Figure dataset records
======

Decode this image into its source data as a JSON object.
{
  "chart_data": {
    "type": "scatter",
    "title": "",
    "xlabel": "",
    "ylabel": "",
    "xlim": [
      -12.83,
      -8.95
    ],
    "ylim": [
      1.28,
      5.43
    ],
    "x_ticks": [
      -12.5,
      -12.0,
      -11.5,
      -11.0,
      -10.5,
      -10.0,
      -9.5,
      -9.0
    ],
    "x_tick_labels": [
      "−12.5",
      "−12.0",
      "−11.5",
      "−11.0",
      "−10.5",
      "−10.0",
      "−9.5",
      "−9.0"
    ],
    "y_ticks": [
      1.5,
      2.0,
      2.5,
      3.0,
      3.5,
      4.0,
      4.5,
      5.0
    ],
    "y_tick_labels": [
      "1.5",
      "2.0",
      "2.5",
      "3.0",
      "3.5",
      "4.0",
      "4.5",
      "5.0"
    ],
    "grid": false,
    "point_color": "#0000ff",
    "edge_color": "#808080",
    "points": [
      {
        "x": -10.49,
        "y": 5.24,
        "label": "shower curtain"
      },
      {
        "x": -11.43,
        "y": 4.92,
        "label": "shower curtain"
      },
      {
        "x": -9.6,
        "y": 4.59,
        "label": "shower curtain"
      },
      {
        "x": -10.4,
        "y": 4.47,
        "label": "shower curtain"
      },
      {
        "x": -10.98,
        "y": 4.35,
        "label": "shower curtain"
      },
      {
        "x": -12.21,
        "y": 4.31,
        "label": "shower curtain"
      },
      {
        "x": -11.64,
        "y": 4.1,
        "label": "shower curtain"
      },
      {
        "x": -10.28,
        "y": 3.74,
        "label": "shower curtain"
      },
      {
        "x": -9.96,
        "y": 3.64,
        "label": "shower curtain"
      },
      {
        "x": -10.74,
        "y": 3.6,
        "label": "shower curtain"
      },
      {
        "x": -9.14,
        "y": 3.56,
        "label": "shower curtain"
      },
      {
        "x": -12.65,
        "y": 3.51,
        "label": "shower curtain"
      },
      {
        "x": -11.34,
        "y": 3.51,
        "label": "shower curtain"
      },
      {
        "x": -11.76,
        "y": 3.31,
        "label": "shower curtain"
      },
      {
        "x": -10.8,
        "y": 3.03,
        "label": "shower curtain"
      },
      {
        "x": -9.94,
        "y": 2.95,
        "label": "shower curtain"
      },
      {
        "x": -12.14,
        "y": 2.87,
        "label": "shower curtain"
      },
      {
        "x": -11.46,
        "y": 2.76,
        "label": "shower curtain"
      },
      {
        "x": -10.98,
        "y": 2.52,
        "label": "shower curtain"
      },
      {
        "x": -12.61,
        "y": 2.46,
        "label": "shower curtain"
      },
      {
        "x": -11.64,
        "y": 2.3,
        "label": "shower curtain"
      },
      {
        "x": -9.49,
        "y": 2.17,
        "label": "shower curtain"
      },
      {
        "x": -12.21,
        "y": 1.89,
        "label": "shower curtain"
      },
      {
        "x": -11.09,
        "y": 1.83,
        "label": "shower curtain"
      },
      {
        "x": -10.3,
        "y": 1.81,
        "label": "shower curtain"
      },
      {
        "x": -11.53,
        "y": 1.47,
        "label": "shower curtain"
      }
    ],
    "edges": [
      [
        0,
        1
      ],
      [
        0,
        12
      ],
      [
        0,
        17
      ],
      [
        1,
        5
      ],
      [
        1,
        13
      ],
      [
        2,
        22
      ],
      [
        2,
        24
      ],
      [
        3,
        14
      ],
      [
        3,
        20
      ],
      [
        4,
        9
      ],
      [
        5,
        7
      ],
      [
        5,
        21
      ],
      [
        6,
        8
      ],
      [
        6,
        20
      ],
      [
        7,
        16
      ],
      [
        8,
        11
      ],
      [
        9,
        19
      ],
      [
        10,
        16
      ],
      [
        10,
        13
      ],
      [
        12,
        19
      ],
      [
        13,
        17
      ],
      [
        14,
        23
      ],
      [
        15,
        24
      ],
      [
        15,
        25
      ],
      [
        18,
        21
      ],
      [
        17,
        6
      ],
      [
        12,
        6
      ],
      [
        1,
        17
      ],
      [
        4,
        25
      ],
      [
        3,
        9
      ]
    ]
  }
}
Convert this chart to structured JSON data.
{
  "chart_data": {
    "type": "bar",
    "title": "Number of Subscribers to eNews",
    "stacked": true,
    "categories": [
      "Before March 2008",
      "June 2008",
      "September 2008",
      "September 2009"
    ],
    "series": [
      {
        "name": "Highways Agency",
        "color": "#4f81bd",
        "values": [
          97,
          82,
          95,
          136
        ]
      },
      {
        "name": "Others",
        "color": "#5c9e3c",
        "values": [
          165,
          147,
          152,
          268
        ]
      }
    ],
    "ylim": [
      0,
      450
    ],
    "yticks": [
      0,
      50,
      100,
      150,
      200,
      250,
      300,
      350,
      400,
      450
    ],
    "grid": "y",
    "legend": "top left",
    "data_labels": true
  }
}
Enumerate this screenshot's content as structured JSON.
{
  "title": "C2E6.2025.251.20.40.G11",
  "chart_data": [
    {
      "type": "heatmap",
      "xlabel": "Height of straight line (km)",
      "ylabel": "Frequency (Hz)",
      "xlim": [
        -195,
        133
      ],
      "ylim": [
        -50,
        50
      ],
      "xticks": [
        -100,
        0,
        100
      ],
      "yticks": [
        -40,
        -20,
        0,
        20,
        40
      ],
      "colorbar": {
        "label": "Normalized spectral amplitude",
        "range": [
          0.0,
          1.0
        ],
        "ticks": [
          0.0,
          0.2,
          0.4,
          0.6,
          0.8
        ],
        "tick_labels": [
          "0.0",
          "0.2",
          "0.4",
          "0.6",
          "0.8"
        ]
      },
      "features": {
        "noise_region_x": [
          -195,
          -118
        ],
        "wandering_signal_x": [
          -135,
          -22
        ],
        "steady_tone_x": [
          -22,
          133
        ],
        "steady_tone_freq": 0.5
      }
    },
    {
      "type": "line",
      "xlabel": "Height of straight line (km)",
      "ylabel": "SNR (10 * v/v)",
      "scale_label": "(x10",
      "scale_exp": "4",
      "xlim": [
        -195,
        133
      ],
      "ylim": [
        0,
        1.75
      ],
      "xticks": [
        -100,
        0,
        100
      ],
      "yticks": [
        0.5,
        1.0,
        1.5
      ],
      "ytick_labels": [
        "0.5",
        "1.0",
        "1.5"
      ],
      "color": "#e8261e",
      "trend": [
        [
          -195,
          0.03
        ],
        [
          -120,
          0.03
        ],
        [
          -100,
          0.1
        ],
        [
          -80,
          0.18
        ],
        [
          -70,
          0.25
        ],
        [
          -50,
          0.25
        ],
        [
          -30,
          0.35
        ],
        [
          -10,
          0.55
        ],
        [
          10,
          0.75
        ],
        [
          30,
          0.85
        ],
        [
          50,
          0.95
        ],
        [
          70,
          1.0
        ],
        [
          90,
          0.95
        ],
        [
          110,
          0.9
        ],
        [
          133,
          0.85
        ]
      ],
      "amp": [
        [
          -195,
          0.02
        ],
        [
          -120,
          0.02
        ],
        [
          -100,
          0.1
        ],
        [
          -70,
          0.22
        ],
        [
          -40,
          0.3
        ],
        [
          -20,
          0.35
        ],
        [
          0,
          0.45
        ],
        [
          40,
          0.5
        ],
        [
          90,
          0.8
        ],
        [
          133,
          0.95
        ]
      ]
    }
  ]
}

======

◆ **Stated task**: Transcribe all lines as written.

◆ **Complete response**:
Decode this image into its source data as a JSON object.
{
  "chart_data": {
    "type": "scatter",
    "title": "",
    "xlabel": "",
    "ylabel": "",
    "xlim": [
      -12.83,
      -8.95
    ],
    "ylim": [
      1.28,
      5.43
    ],
    "x_ticks": [
      -12.5,
      -12.0,
      -11.5,
      -11.0,
      -10.5,
      -10.0,
      -9.5,
      -9.0
    ],
    "x_tick_labels": [
      "−12.5",
      "−12.0",
      "−11.5",
      "−11.0",
      "−10.5",
      "−10.0",
      "−9.5",
      "−9.0"
    ],
    "y_ticks": [
      1.5,
      2.0,
      2.5,
      3.0,
      3.5,
      4.0,
      4.5,
      5.0
    ],
    "y_tick_labels": [
      "1.5",
      "2.0",
      "2.5",
      "3.0",
      "3.5",
      "4.0",
      "4.5",
      "5.0"
    ],
    "grid": false,
    "point_color": "#0000ff",
    "edge_color": "#808080",
    "points": [
      {
        "x": -10.49,
        "y": 5.24,
        "label": "shower curtain"
      },
      {
        "x": -11.43,
        "y": 4.92,
        "label": "shower curtain"
      },
      {
        "x": -9.6,
        "y": 4.59,
        "label": "shower curtain"
      },
      {
        "x": -10.4,
        "y": 4.47,
        "label": "shower curtain"
      },
      {
        "x": -10.98,
        "y": 4.35,
        "label": "shower curtain"
      },
      {
        "x": -12.21,
        "y": 4.31,
        "label": "shower curtain"
      },
      {
        "x": -11.64,
        "y": 4.1,
        "label": "shower curtain"
      },
      {
        "x": -10.28,
        "y": 3.74,
        "label": "shower curtain"
      },
      {
        "x": -9.96,
        "y": 3.64,
        "label": "shower curtain"
      },
      {
        "x": -10.74,
        "y": 3.6,
        "label": "shower curtain"
      },
      {
        "x": -9.14,
        "y": 3.56,
        "label": "shower curtain"
      },
      {
        "x": -12.65,
        "y": 3.51,
        "label": "shower curtain"
      },
      {
        "x": -11.34,
        "y": 3.51,
        "label": "shower curtain"
      },
      {
        "x": -11.76,
        "y": 3.31,
        "label": "shower curtain"
      },
      {
        "x": -10.8,
        "y": 3.03,
        "label": "shower curtain"
      },
      {
        "x": -9.94,
        "y": 2.95,
        "label": "shower curtain"
      },
      {
        "x": -12.14,
        "y": 2.87,
        "label": "shower curtain"
      },
      {
        "x": -11.46,
        "y": 2.76,
        "label": "shower curtain"
      },
      {
        "x": -10.98,
        "y": 2.52,
        "label": "shower curtain"
      },
      {
        "x": -12.61,
        "y": 2.46,
        "label": "shower curtain"
      },
      {
        "x": -11.64,
        "y": 2.3,
        "label": "shower curtain"
      },
      {
        "x": -9.49,
        "y": 2.17,
        "label": "shower curtain"
      },
      {
        "x": -12.21,
        "y": 1.89,
        "label": "shower curtain"
      },
      {
        "x": -11.09,
        "y": 1.83,
        "label": "shower curtain"
      },
      {
        "x": -10.3,
        "y": 1.81,
        "label": "shower curtain"
      },
      {
        "x": -11.53,
        "y": 1.47,
        "label": "shower curtain"
      }
    ],
    "edges": [
      [
        0,
        1
      ],
      [
        0,
        12
      ],
      [
        0,
        17
      ],
      [
        1,
        5
      ],
      [
        1,
        13
      ],
      [
        2,
        22
      ],
      [
        2,
        24
      ],
      [
        3,
        14
      ],
      [
        3,
        20
      ],
      [
        4,
        9
      ],
      [
        5,
        7
      ],
      [
        5,
        21
      ],
      [
        6,
        8
      ],
      [
        6,
        20
      ],
      [
        7,
        16
      ],
      [
        8,
        11
      ],
      [
        9,
        19
      ],
      [
        10,
        16
      ],
      [
        10,
        13
      ],
      [
        12,
        19
      ],
      [
        13,
        17
      ],
      [
        14,
        23
      ],
      [
        15,
        24
      ],
      [
        15,
        25
      ],
      [
        18,
        21
      ],
      [
        17,
        6
      ],
      [
        12,
        6
      ],
      [
        1,
        17
      ],
      [
        4,
        25
      ],
      [
        3,
        9
      ]
    ]
  }
}
Convert this chart to structured JSON data.
{
  "chart_data": {
    "type": "bar",
    "title": "Number of Subscribers to eNews",
    "stacked": true,
    "categories": [
      "Before March 2008",
      "June 2008",
      "September 2008",
      "September 2009"
    ],
    "series": [
      {
        "name": "Highways Agency",
        "color": "#4f81bd",
        "values": [
          97,
          82,
          95,
          136
        ]
      },
      {
        "name": "Others",
        "color": "#5c9e3c",
        "values": [
          165,
          147,
          152,
          268
        ]
      }
    ],
    "ylim": [
      0,
      450
    ],
    "yticks": [
      0,
      50,
      100,
      150,
      200,
      250,
      300,
      350,
      400,
      450
    ],
    "grid": "y",
    "legend": "top left",
    "data_labels": true
  }
}
Enumerate this screenshot's content as structured JSON.
{
  "title": "C2E6.2025.251.20.40.G11",
  "chart_data": [
    {
      "type": "heatmap",
      "xlabel": "Height of straight line (km)",
      "ylabel": "Frequency (Hz)",
      "xlim": [
        -195,
        133
      ],
      "ylim": [
        -50,
        50
      ],
      "xticks": [
        -100,
        0,
        100
      ],
      "yticks": [
        -40,
        -20,
        0,
        20,
        40
      ],
      "colorbar": {
        "label": "Normalized spectral amplitude",
        "range": [
          0.0,
          1.0
        ],
        "ticks": [
          0.0,
          0.2,
          0.4,
          0.6,
          0.8
        ],
        "tick_labels": [
          "0.0",
          "0.2",
          "0.4",
          "0.6",
          "0.8"
        ]
      },
      "features": {
        "noise_region_x": [
          -195,
          -118
        ],
        "wandering_signal_x": [
          -135,
          -22
        ],
        "steady_tone_x": [
          -22,
          133
        ],
        "steady_tone_freq": 0.5
      }
    },
    {
      "type": "line",
      "xlabel": "Height of straight line (km)",
      "ylabel": "SNR (10 * v/v)",
      "scale_label": "(x10",
      "scale_exp": "4",
      "xlim": [
        -195,
        133
      ],
      "ylim": [
        0,
        1.75
      ],
      "xticks": [
        -100,
        0,
        100
      ],
      "yticks": [
        0.5,
        1.0,
        1.5
      ],
      "ytick_labels": [
        "0.5",
        "1.0",
        "1.5"
      ],
      "color": "#e8261e",
      "trend": [
        [
          -195,
          0.03
        ],
        [
          -120,
          0.03
        ],
        [
          -100,
          0.1
        ],
        [
          -80,
          0.18
        ],
        [
          -70,
          0.25
        ],
        [
          -50,
          0.25
        ],
        [
          -30,
          0.35
        ],
        [
          -10,
          0.55
        ],
        [
          10,
          0.75
        ],
        [
          30,
          0.85
        ],
        [
          50,
          0.95
        ],
        [
          70,
          1.0
        ],
        [
          90,
          0.95
        ],
        [
          110,
          0.9
        ],
        [
          133,
          0.85
        ]
      ],
      "amp": [
        [
          -195,
          0.02
        ],
        [
          -120,
          0.02
        ],
        [
          -100,
          0.1
        ],
        [
          -70,
          0.22
        ],
        [
          -40,
          0.3
        ],
        [
          -20,
          0.35
        ],
        [
          0,
          0.45
        ],
        [
          40,
          0.5
        ],
        [
          90,
          0.8
        ],
        [
          133,
          0.95
        ]
      ]
    }
  ]
}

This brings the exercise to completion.